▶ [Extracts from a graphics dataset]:
---

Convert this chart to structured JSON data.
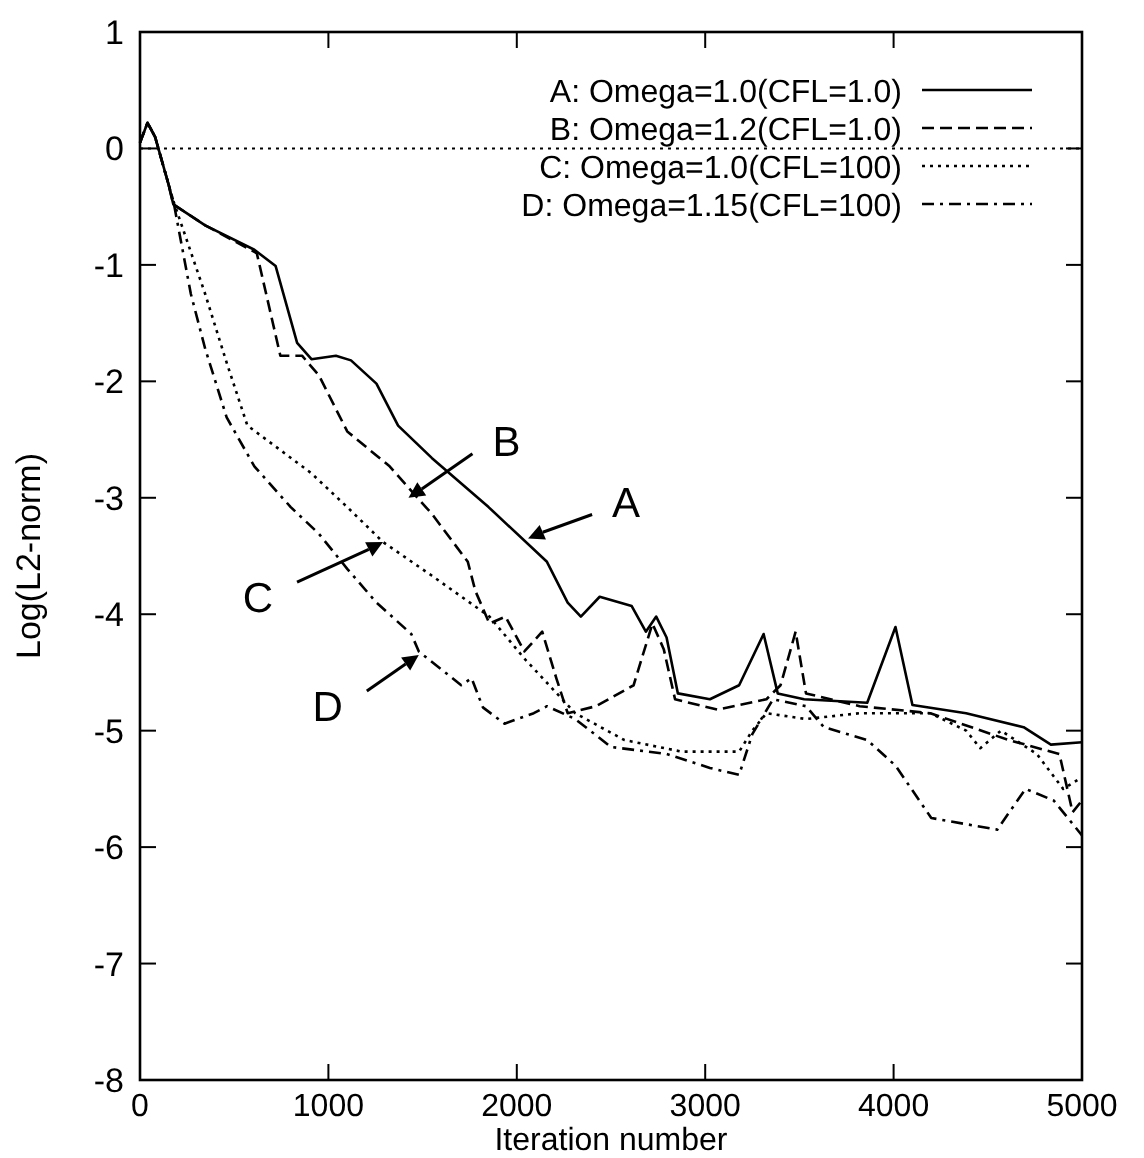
{
  "chart_data": {
    "type": "line",
    "xlabel": "Iteration number",
    "ylabel": "Log(L2-norm)",
    "xlim": [
      0,
      5000
    ],
    "ylim": [
      -8,
      1
    ],
    "xticks": [
      0,
      1000,
      2000,
      3000,
      4000,
      5000
    ],
    "yticks": [
      -8,
      -7,
      -6,
      -5,
      -4,
      -3,
      -2,
      -1,
      0,
      1
    ],
    "grid": false,
    "legend": "top right",
    "marker": "none",
    "ref_lines": [
      {
        "axis": "y",
        "value": 0,
        "line_style": "dotted",
        "color": "#000000"
      }
    ],
    "annotations": [
      {
        "text": "A",
        "x": 2060,
        "y": -3.35
      },
      {
        "text": "B",
        "x": 1425,
        "y": -3.0
      },
      {
        "text": "C",
        "x": 1290,
        "y": -3.38
      },
      {
        "text": "D",
        "x": 1480,
        "y": -4.35
      }
    ],
    "series": [
      {
        "name": "A: Omega=1.0(CFL=1.0)",
        "color": "#000000",
        "line_style": "solid",
        "x": [
          0,
          40,
          80,
          150,
          177,
          346,
          607,
          720,
          834,
          910,
          1040,
          1120,
          1255,
          1370,
          1550,
          1850,
          2160,
          2270,
          2340,
          2440,
          2610,
          2685,
          2740,
          2795,
          2855,
          3025,
          3180,
          3310,
          3385,
          3525,
          3860,
          4010,
          4100,
          4385,
          4690,
          4835,
          5000
        ],
        "values": [
          0.05,
          0.22,
          0.1,
          -0.3,
          -0.48,
          -0.66,
          -0.87,
          -1.01,
          -1.67,
          -1.81,
          -1.78,
          -1.82,
          -2.02,
          -2.38,
          -2.66,
          -3.08,
          -3.55,
          -3.9,
          -4.02,
          -3.85,
          -3.93,
          -4.15,
          -4.02,
          -4.2,
          -4.68,
          -4.73,
          -4.61,
          -4.17,
          -4.68,
          -4.73,
          -4.76,
          -4.11,
          -4.78,
          -4.85,
          -4.97,
          -5.12,
          -5.1
        ]
      },
      {
        "name": "B: Omega=1.2(CFL=1.0)",
        "color": "#000000",
        "line_style": "dashed",
        "x": [
          0,
          40,
          80,
          150,
          177,
          346,
          620,
          745,
          860,
          950,
          1100,
          1325,
          1550,
          1740,
          1780,
          1855,
          1940,
          2040,
          2135,
          2210,
          2270,
          2420,
          2620,
          2720,
          2780,
          2840,
          3065,
          3325,
          3400,
          3480,
          3535,
          3820,
          4195,
          4610,
          4880,
          4950,
          5000
        ],
        "values": [
          0.05,
          0.22,
          0.1,
          -0.3,
          -0.48,
          -0.66,
          -0.9,
          -1.78,
          -1.78,
          -1.95,
          -2.43,
          -2.73,
          -3.14,
          -3.55,
          -3.8,
          -4.08,
          -4.02,
          -4.32,
          -4.15,
          -4.55,
          -4.85,
          -4.79,
          -4.61,
          -4.08,
          -4.3,
          -4.73,
          -4.82,
          -4.73,
          -4.61,
          -4.15,
          -4.68,
          -4.79,
          -4.85,
          -5.08,
          -5.2,
          -5.7,
          -5.6
        ]
      },
      {
        "name": "C: Omega=1.0(CFL=100)",
        "color": "#000000",
        "line_style": "dotted",
        "x": [
          0,
          40,
          80,
          150,
          177,
          346,
          460,
          570,
          720,
          910,
          1100,
          1290,
          1550,
          1855,
          2040,
          2310,
          2570,
          2875,
          3180,
          3250,
          3325,
          3535,
          3820,
          4195,
          4385,
          4460,
          4570,
          4760,
          4900,
          5000
        ],
        "values": [
          0.05,
          0.22,
          0.1,
          -0.3,
          -0.45,
          -1.25,
          -1.84,
          -2.38,
          -2.56,
          -2.79,
          -3.08,
          -3.38,
          -3.67,
          -4.02,
          -4.38,
          -4.85,
          -5.08,
          -5.18,
          -5.18,
          -5.0,
          -4.85,
          -4.9,
          -4.85,
          -4.85,
          -5.0,
          -5.15,
          -5.0,
          -5.2,
          -5.5,
          -5.4
        ]
      },
      {
        "name": "D: Omega=1.15(CFL=100)",
        "color": "#000000",
        "line_style": "dashdot",
        "x": [
          0,
          40,
          80,
          150,
          177,
          270,
          346,
          460,
          607,
          800,
          950,
          1100,
          1255,
          1440,
          1480,
          1705,
          1760,
          1820,
          1935,
          2090,
          2160,
          2310,
          2500,
          2795,
          3025,
          3180,
          3250,
          3360,
          3535,
          3630,
          3860,
          4010,
          4200,
          4550,
          4700,
          4850,
          5000
        ],
        "values": [
          0.05,
          0.22,
          0.1,
          -0.3,
          -0.45,
          -1.25,
          -1.72,
          -2.31,
          -2.73,
          -3.08,
          -3.31,
          -3.61,
          -3.9,
          -4.17,
          -4.32,
          -4.61,
          -4.55,
          -4.8,
          -4.94,
          -4.85,
          -4.79,
          -4.9,
          -5.14,
          -5.2,
          -5.32,
          -5.38,
          -5.03,
          -4.73,
          -4.79,
          -4.97,
          -5.08,
          -5.3,
          -5.75,
          -5.85,
          -5.5,
          -5.6,
          -5.9
        ]
      }
    ]
  }
}
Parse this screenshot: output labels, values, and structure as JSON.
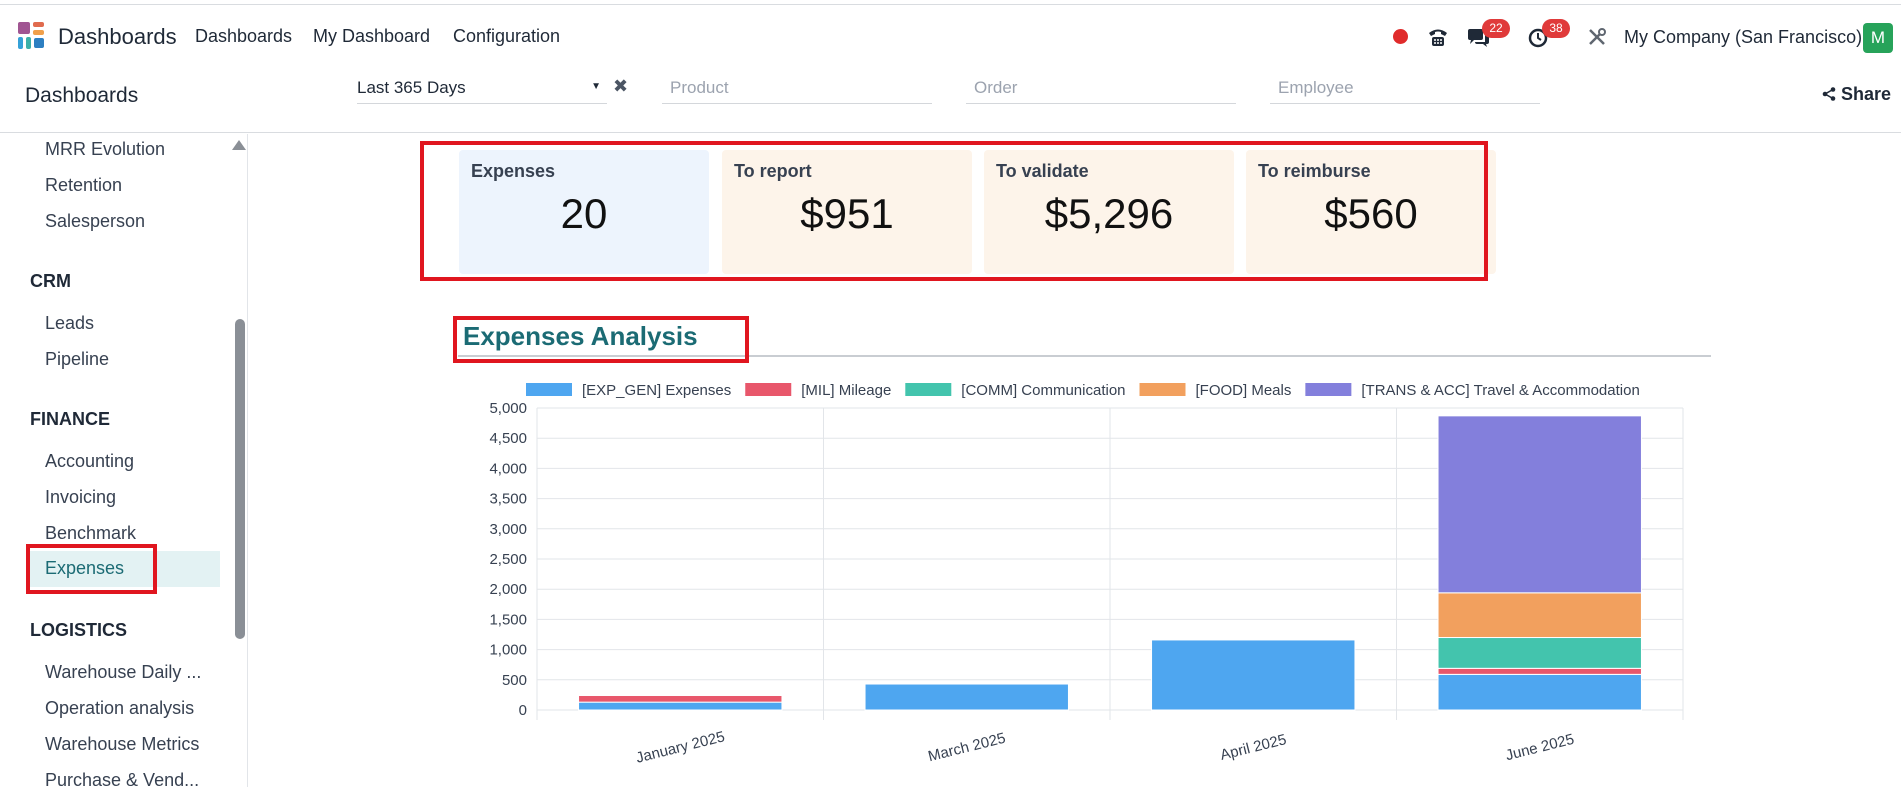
{
  "topbar": {
    "app_name": "Dashboards",
    "menu": [
      "Dashboards",
      "My Dashboard",
      "Configuration"
    ],
    "phone_icon": "phone-icon",
    "chat_badge": "22",
    "activity_badge": "38",
    "company": "My Company (San Francisco)",
    "avatar_letter": "M"
  },
  "control": {
    "title": "Dashboards",
    "date_filter": "Last 365 Days",
    "product_placeholder": "Product",
    "order_placeholder": "Order",
    "employee_placeholder": "Employee",
    "share_label": "Share"
  },
  "sidebar": {
    "top_items": [
      "MRR Evolution",
      "Retention",
      "Salesperson"
    ],
    "crm_header": "CRM",
    "crm_items": [
      "Leads",
      "Pipeline"
    ],
    "finance_header": "FINANCE",
    "finance_items": [
      "Accounting",
      "Invoicing",
      "Benchmark",
      "Expenses"
    ],
    "logistics_header": "LOGISTICS",
    "logistics_items": [
      "Warehouse Daily ...",
      "Operation analysis",
      "Warehouse Metrics",
      "Purchase & Vend..."
    ]
  },
  "kpis": [
    {
      "label": "Expenses",
      "value": "20",
      "bg": "#edf4fd"
    },
    {
      "label": "To report",
      "value": "$951",
      "bg": "#fdf4ea"
    },
    {
      "label": "To validate",
      "value": "$5,296",
      "bg": "#fdf4ea"
    },
    {
      "label": "To reimburse",
      "value": "$560",
      "bg": "#fdf4ea"
    }
  ],
  "section": {
    "title": "Expenses Analysis"
  },
  "chart_data": {
    "type": "bar",
    "stacked": true,
    "categories": [
      "January 2025",
      "March 2025",
      "April 2025",
      "June 2025"
    ],
    "series": [
      {
        "name": "[EXP_GEN] Expenses",
        "color": "#4ea6f0",
        "values": [
          130,
          430,
          1160,
          590
        ]
      },
      {
        "name": "[MIL] Mileage",
        "color": "#e8576b",
        "values": [
          110,
          0,
          0,
          100
        ]
      },
      {
        "name": "[COMM] Communication",
        "color": "#43c4ad",
        "values": [
          0,
          0,
          0,
          510
        ]
      },
      {
        "name": "[FOOD] Meals",
        "color": "#f2a05e",
        "values": [
          0,
          0,
          0,
          740
        ]
      },
      {
        "name": "[TRANS & ACC] Travel & Accommodation",
        "color": "#837fdc",
        "values": [
          0,
          0,
          0,
          2930
        ]
      }
    ],
    "ylim": [
      0,
      5000
    ],
    "yticks": [
      "0",
      "500",
      "1,000",
      "1,500",
      "2,000",
      "2,500",
      "3,000",
      "3,500",
      "4,000",
      "4,500",
      "5,000"
    ],
    "legend_position": "top",
    "grid": true
  }
}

---

▶ [Given task]:
Review the preceding data and report every line that includes the string "Warehouse".

▶ [Response to this task]:
      "Warehouse Daily ...",
      "Warehouse Metrics",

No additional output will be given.